* Begin *
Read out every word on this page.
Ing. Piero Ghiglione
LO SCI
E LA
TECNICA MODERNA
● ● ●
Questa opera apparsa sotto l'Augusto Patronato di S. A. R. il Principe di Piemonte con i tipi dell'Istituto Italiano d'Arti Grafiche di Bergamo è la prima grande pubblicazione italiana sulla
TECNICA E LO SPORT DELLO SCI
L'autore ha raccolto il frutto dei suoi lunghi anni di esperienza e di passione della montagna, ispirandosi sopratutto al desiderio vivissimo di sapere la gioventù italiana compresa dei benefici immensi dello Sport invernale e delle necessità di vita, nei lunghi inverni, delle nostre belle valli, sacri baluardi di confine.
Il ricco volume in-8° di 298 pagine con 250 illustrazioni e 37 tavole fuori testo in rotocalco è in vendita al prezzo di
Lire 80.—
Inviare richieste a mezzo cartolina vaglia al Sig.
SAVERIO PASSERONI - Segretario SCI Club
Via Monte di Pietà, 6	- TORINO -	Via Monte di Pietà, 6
* End *
* Begin *
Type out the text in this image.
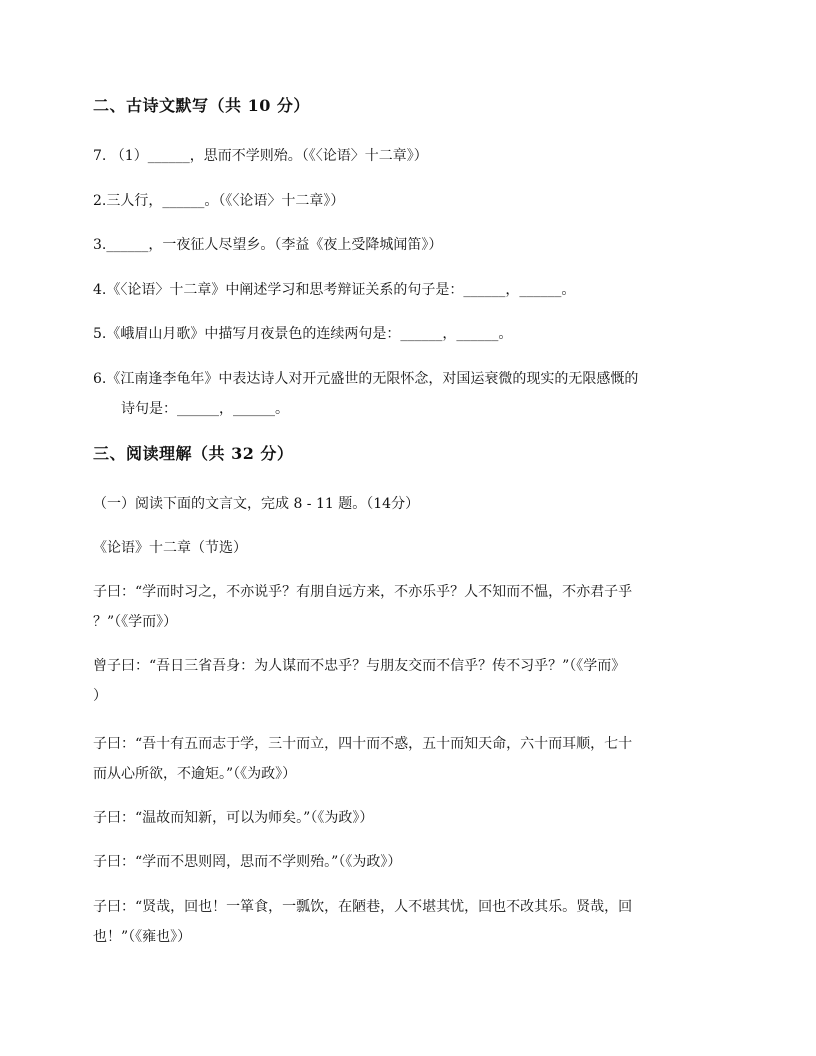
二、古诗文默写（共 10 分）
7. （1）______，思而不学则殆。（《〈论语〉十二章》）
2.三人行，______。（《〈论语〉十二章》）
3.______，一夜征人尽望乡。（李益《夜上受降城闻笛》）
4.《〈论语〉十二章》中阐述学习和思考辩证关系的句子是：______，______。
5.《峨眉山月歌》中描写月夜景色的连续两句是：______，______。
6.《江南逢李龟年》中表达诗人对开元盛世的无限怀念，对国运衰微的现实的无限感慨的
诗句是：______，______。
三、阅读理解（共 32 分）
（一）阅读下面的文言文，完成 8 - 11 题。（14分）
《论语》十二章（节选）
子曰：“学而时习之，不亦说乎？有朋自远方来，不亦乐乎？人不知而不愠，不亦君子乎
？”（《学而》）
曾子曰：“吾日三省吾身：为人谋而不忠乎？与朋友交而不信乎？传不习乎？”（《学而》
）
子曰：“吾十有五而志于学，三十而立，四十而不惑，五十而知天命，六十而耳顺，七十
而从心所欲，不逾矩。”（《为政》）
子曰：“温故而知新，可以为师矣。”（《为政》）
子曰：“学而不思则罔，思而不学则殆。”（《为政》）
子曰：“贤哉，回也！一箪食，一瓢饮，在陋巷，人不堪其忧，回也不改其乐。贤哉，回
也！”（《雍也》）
* End *
=== Set exercise ===
Working from the listing above, pick out every line that has "TECNICA" and copy it.

=== Answer to the task ===
TECNICA MODERNA
TECNICA E LO SPORT DELLO SCI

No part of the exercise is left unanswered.